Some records

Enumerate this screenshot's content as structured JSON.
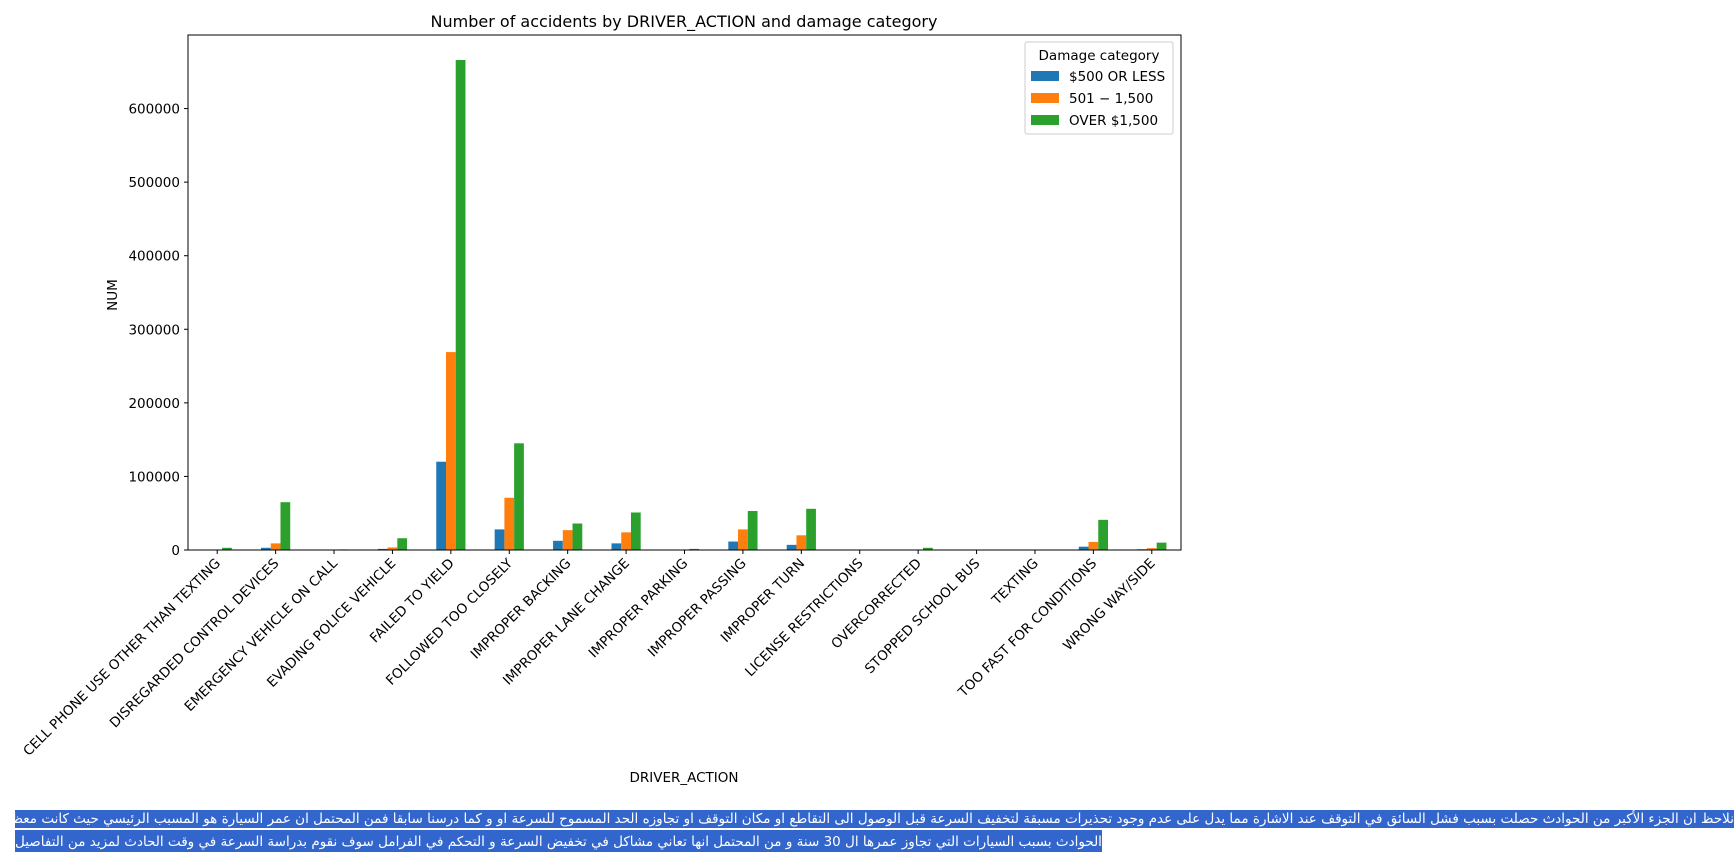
{
  "chart_data": {
    "type": "bar",
    "title": "Number of accidents by DRIVER_ACTION and damage category",
    "xlabel": "DRIVER_ACTION",
    "ylabel": "NUM",
    "ylim": [
      0,
      700000
    ],
    "yticks": [
      0,
      100000,
      200000,
      300000,
      400000,
      500000,
      600000
    ],
    "grid": false,
    "legend_title": "Damage category",
    "legend_position": "top-right",
    "categories": [
      "CELL PHONE USE OTHER THAN TEXTING",
      "DISREGARDED CONTROL DEVICES",
      "EMERGENCY VEHICLE ON CALL",
      "EVADING POLICE VEHICLE",
      "FAILED TO YIELD",
      "FOLLOWED TOO CLOSELY",
      "IMPROPER BACKING",
      "IMPROPER LANE CHANGE",
      "IMPROPER PARKING",
      "IMPROPER PASSING",
      "IMPROPER TURN",
      "LICENSE RESTRICTIONS",
      "OVERCORRECTED",
      "STOPPED SCHOOL BUS",
      "TEXTING",
      "TOO FAST FOR CONDITIONS",
      "WRONG WAY/SIDE"
    ],
    "series": [
      {
        "name": "$500 OR LESS",
        "color": "#1f77b4",
        "values": [
          300,
          3000,
          100,
          1500,
          120000,
          28000,
          12500,
          9000,
          300,
          11500,
          7000,
          50,
          300,
          50,
          50,
          4500,
          1000
        ]
      },
      {
        "name": "$501 - $1,500",
        "color": "#ff7f0e",
        "values": [
          700,
          9000,
          200,
          3500,
          269000,
          71000,
          27000,
          24000,
          600,
          28000,
          20000,
          100,
          700,
          100,
          100,
          11000,
          2500
        ]
      },
      {
        "name": "OVER $1,500",
        "color": "#2ca02c",
        "values": [
          3000,
          65000,
          800,
          16000,
          666000,
          145000,
          36000,
          51000,
          1500,
          53000,
          56000,
          300,
          3000,
          300,
          300,
          41000,
          10000
        ]
      }
    ],
    "legend_labels": [
      "$500 OR LESS",
      "501 − 1,500",
      "OVER $1,500"
    ]
  },
  "notes": {
    "line1": "نلاحظ ان الجزء الأكبر من الحوادث حصلت بسبب فشل السائق في التوقف عند الاشارة مما يدل على عدم وجود تحذيرات مسبقة لتخفيف السرعة قبل الوصول الى التقاطع او مكان التوقف او تجاوزه الحد المسموح للسرعة او و كما درسنا سابقا فمن المحتمل ان عمر السيارة هو المسبب الرئيسي حيث كانت معظم",
    "line2": "الحوادث بسبب السيارات التي تجاوز عمرها ال 30 سنة و من المحتمل انها تعاني مشاكل في تخفيض السرعة و التحكم في الفرامل سوف نقوم بدراسة السرعة في وقت الحادث لمزيد من التفاصيل"
  }
}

What to do:
Report all lines of the material that contain the word "VEHICLE".

Solution:
      "EMERGENCY VEHICLE ON CALL",
      "EVADING POLICE VEHICLE",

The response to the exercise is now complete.